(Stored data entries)

┌──

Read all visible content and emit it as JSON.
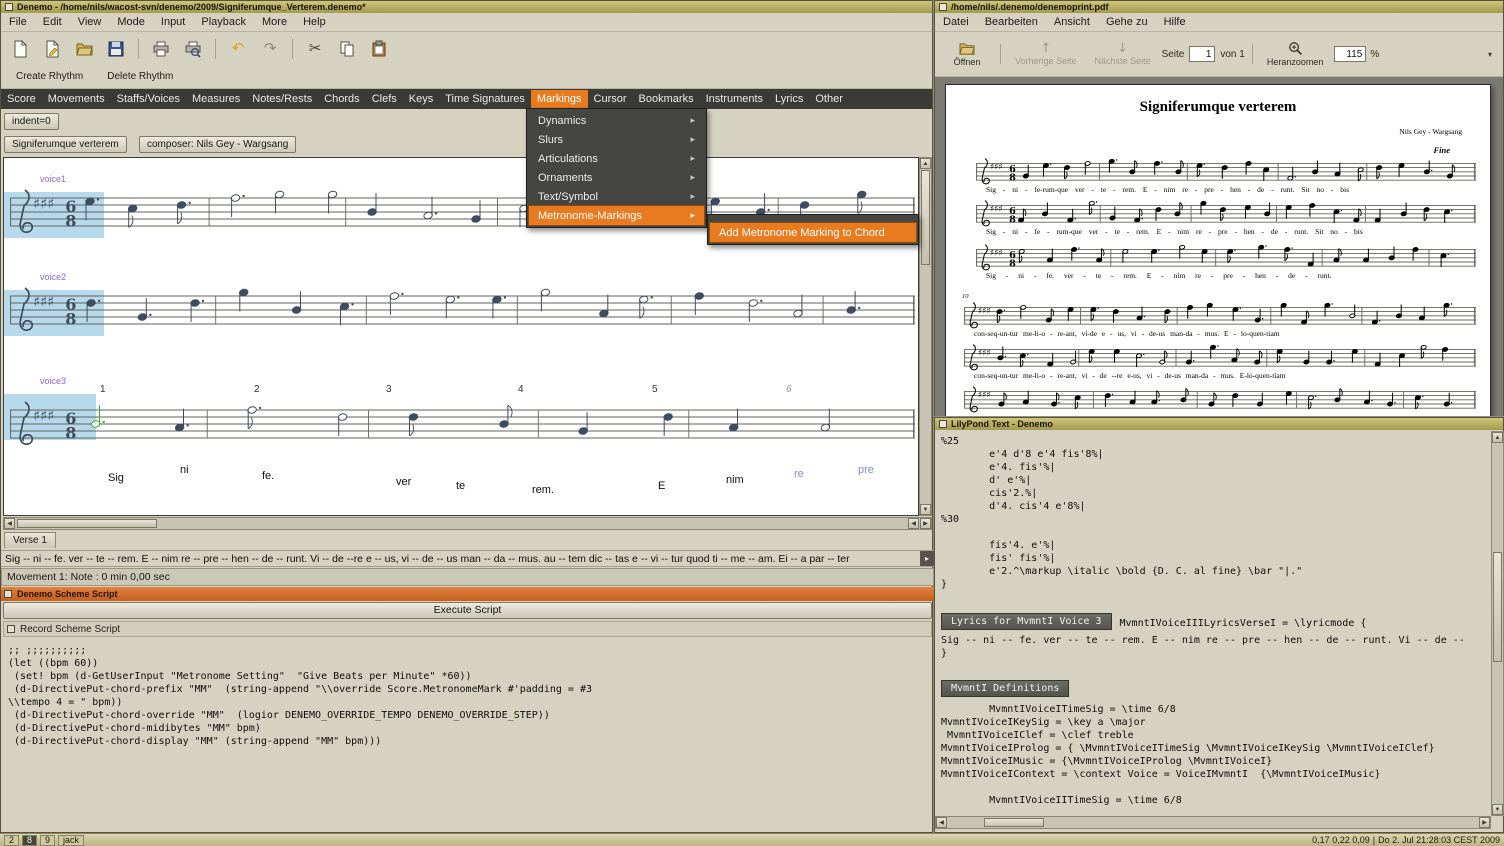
{
  "taskbar": {
    "items": [
      "2",
      "8",
      "9",
      "jack"
    ],
    "load": "0,17 0,22 0,09",
    "clock": "Do 2. Jul 21:28:03 CEST 2009"
  },
  "denemo": {
    "title": "Denemo  -  /home/nils/wacost-svn/denemo/2009/Signiferumque_Verterem.denemo*",
    "menubar": [
      "File",
      "Edit",
      "View",
      "Mode",
      "Input",
      "Playback",
      "More",
      "Help"
    ],
    "toolbar_icons": [
      "new-document",
      "new-from-template",
      "open-folder",
      "save",
      "print",
      "print-preview",
      "undo",
      "redo",
      "cut",
      "copy",
      "paste"
    ],
    "rhythm_buttons": [
      "Create Rhythm",
      "Delete Rhythm"
    ],
    "command_bar": [
      "Score",
      "Movements",
      "Staffs/Voices",
      "Measures",
      "Notes/Rests",
      "Chords",
      "Clefs",
      "Keys",
      "Time Signatures",
      "Markings",
      "Cursor",
      "Bookmarks",
      "Instruments",
      "Lyrics",
      "Other"
    ],
    "indent_button": "indent=0",
    "title_button": "Signiferumque verterem",
    "composer_button": "composer: Nils Gey - Wargsang",
    "voice_labels": [
      "voice1",
      "voice2",
      "voice3"
    ],
    "time_signature": {
      "upper": "6",
      "lower": "8"
    },
    "measure_numbers": [
      "1",
      "2",
      "3",
      "4",
      "5",
      "6"
    ],
    "score_lyrics": [
      "Sig",
      "ni",
      "fe.",
      "ver",
      "te",
      "rem.",
      "E",
      "nim",
      "re",
      "pre"
    ],
    "markings_menu": {
      "items": [
        "Dynamics",
        "Slurs",
        "Articulations",
        "Ornaments",
        "Text/Symbol",
        "Metronome-Markings"
      ],
      "submenu_item": "Add Metronome Marking to Chord"
    },
    "verse_tab": "Verse 1",
    "verse_line": "Sig -- ni -- fe. ver -- te -- rem. E -- nim re -- pre -- hen -- de -- runt. Vi -- de --re e -- us, vi -- de -- us man -- da -- mus.  au -- tem dic -- tas e -- vi -- tur quod ti -- me -- am. Ei -- a par -- ter",
    "status": "Movement 1: Note : 0 min 0,00 sec",
    "scheme": {
      "panel_title": "Denemo Scheme Script",
      "execute_button": "Execute Script",
      "record_title": "Record Scheme Script",
      "script": [
        ";; ;;;;;;;;;;",
        "(let ((bpm 60))",
        " (set! bpm (d-GetUserInput \"Metronome Setting\"  \"Give Beats per Minute\" *60))",
        " (d-DirectivePut-chord-prefix \"MM\"  (string-append \"\\\\override Score.MetronomeMark #'padding = #3",
        "\\\\tempo 4 = \" bpm))",
        " (d-DirectivePut-chord-override \"MM\"  (logior DENEMO_OVERRIDE_TEMPO DENEMO_OVERRIDE_STEP))",
        " (d-DirectivePut-chord-midibytes \"MM\" bpm)",
        " (d-DirectivePut-chord-display \"MM\" (string-append \"MM\" bpm)))"
      ]
    }
  },
  "pdf": {
    "title": "/home/nils/.denemo/denemoprint.pdf",
    "menubar": [
      "Datei",
      "Bearbeiten",
      "Ansicht",
      "Gehe zu",
      "Hilfe"
    ],
    "toolbar": {
      "open": "Öffnen",
      "prev": "Vorherige Seite",
      "next": "Nächste Seite",
      "page_label": "Seite",
      "page_value": "1",
      "page_total": "von 1",
      "zoom_label": "Heranzoomen",
      "zoom_value": "115",
      "percent": "%"
    },
    "page": {
      "title": "Signiferumque verterem",
      "composer": "Nils Gey - Wargsang",
      "fine": "Fine",
      "measure_number": "10",
      "time_signature": {
        "upper": "6",
        "lower": "8"
      },
      "lyrics": [
        "Sig - ni - fe-rum-que ver - te - rem.  E - nim  re - pre - hen - de - runt.  Sit  no - bis",
        "Sig - ni - fe - rum-que ver - te - rem.  E - nim  re - pre - hen - de - runt.  Sit  no - bis",
        "Sig - ni - fe.   ver - te - rem.   E - nim  re - pre - hen - de - runt.",
        "con-seq-un-tur me-li-o - re-ant,  vi-de e - us,  vi - de-us man-da -  mus.  E - lo-quen-tiam",
        "con-seq-un-tur me-li-o - re-ant, vi - de --re e-us, vi  -  de-us man-da -  mus.  E-lo-quen-tiam"
      ]
    }
  },
  "lilypond": {
    "title": "LilyPond Text - Denemo",
    "code_top": [
      "%25",
      "        e'4 d'8 e'4 fis'8%|",
      "        e'4. fis'%|",
      "        d' e'%|",
      "        cis'2.%|",
      "        d'4. cis'4 e'8%|",
      "%30",
      "",
      "        fis'4. e'%|",
      "        fis' fis'%|",
      "        e'2.^\\markup \\italic \\bold {D. C. al fine} \\bar \"|.\"",
      "}"
    ],
    "lyrics_button": "Lyrics for MvmntI Voice 3",
    "lyrics_header": "MvmntIVoiceIIILyricsVerseI = \\lyricmode {",
    "lyrics_block": [
      "Sig -- ni -- fe. ver -- te -- rem. E -- nim re -- pre -- hen -- de -- runt. Vi -- de --",
      "}"
    ],
    "definitions_button": "MvmntI Definitions",
    "definitions": [
      "        MvmntIVoiceITimeSig = \\time 6/8",
      "MvmntIVoiceIKeySig = \\key a \\major",
      " MvmntIVoiceIClef = \\clef treble",
      "MvmntIVoiceIProlog = { \\MvmntIVoiceITimeSig \\MvmntIVoiceIKeySig \\MvmntIVoiceIClef}",
      "MvmntIVoiceIMusic = {\\MvmntIVoiceIProlog \\MvmntIVoiceI}",
      "MvmntIVoiceIContext = \\context Voice = VoiceIMvmntI  {\\MvmntIVoiceIMusic}",
      "",
      "        MvmntIVoiceIITimeSig = \\time 6/8"
    ]
  }
}
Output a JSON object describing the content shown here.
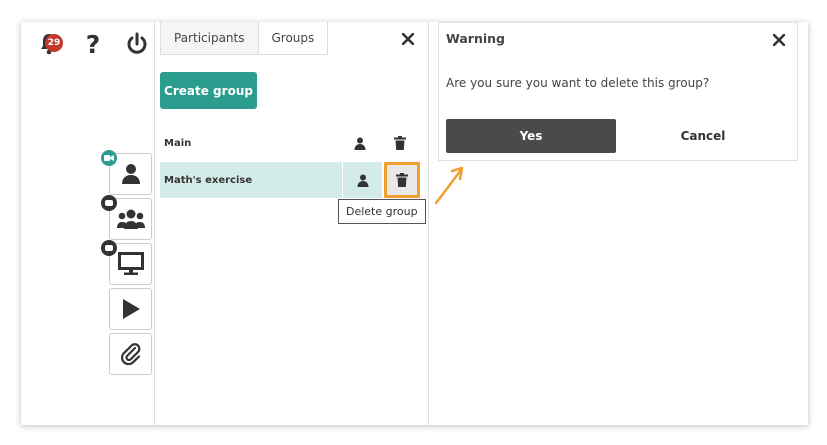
{
  "header": {
    "notifications_count": "29"
  },
  "tabs": [
    {
      "label": "Participants"
    },
    {
      "label": "Groups"
    }
  ],
  "groups_panel": {
    "create_label": "Create group",
    "rows": [
      {
        "name": "Main"
      },
      {
        "name": "Math's exercise"
      }
    ],
    "tooltip": "Delete group"
  },
  "dialog": {
    "title": "Warning",
    "message": "Are you sure you want to delete this group?",
    "yes_label": "Yes",
    "cancel_label": "Cancel"
  },
  "colors": {
    "accent": "#2a9d8f",
    "badge": "#c0392b",
    "highlight": "#f0a030",
    "selected_row": "#d4ece8",
    "primary_button": "#4a4a4a"
  },
  "icons": [
    "bell-icon",
    "help-icon",
    "power-icon",
    "user-icon",
    "users-icon",
    "monitor-icon",
    "play-icon",
    "paperclip-icon",
    "trash-icon",
    "close-icon",
    "camera-icon",
    "arrow-icon"
  ]
}
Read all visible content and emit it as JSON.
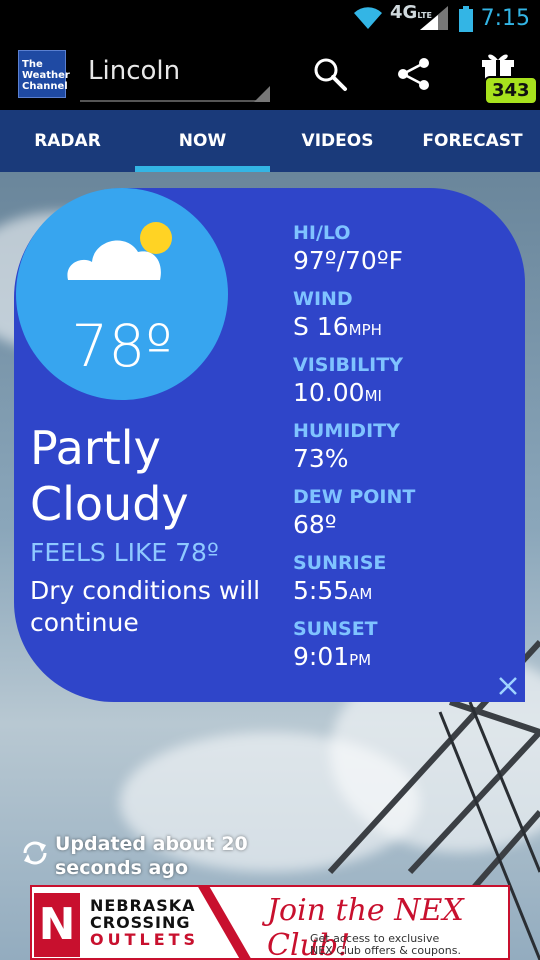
{
  "status_bar": {
    "time": "7:15",
    "network": "4G",
    "network_sub": "LTE"
  },
  "app_bar": {
    "logo": [
      "The",
      "Weather",
      "Channel"
    ],
    "location": "Lincoln",
    "badge_count": "343"
  },
  "tabs": [
    {
      "label": "RADAR",
      "active": false
    },
    {
      "label": "NOW",
      "active": true
    },
    {
      "label": "VIDEOS",
      "active": false
    },
    {
      "label": "FORECAST",
      "active": false
    }
  ],
  "current": {
    "temperature": "78º",
    "condition_line1": "Partly",
    "condition_line2": "Cloudy",
    "feels_like": "FEELS LIKE 78º",
    "description": "Dry conditions will continue",
    "icon": "partly-cloudy-icon"
  },
  "stats": [
    {
      "label": "HI/LO",
      "value": "97º/70ºF",
      "unit": ""
    },
    {
      "label": "WIND",
      "value": "S 16",
      "unit": "MPH"
    },
    {
      "label": "VISIBILITY",
      "value": "10.00",
      "unit": "MI"
    },
    {
      "label": "HUMIDITY",
      "value": "73%",
      "unit": ""
    },
    {
      "label": "DEW POINT",
      "value": "68º",
      "unit": ""
    },
    {
      "label": "SUNRISE",
      "value": "5:55",
      "unit": "AM"
    },
    {
      "label": "SUNSET",
      "value": "9:01",
      "unit": "PM"
    }
  ],
  "updated": "Updated about 20 seconds ago",
  "ad": {
    "logo_letter": "N",
    "brand_line1": "NEBRASKA",
    "brand_line2": "CROSSING",
    "brand_line3": "OUTLETS",
    "headline": "Join the NEX Club!",
    "sub_line1": "Get access to exclusive",
    "sub_line2": "NEX Club offers & coupons."
  },
  "colors": {
    "card": "#2f45c9",
    "circle": "#37a5ef",
    "tab_bar": "#1a3a7a",
    "accent": "#33b5e5",
    "badge": "#a8e21d",
    "label": "#7fc3ff"
  }
}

└──

# Do this:
Filter the entries down to the lines with the word "Create" in them.

# Answer for the task:
      "Create Rhythm",
    "create_label": "Create group",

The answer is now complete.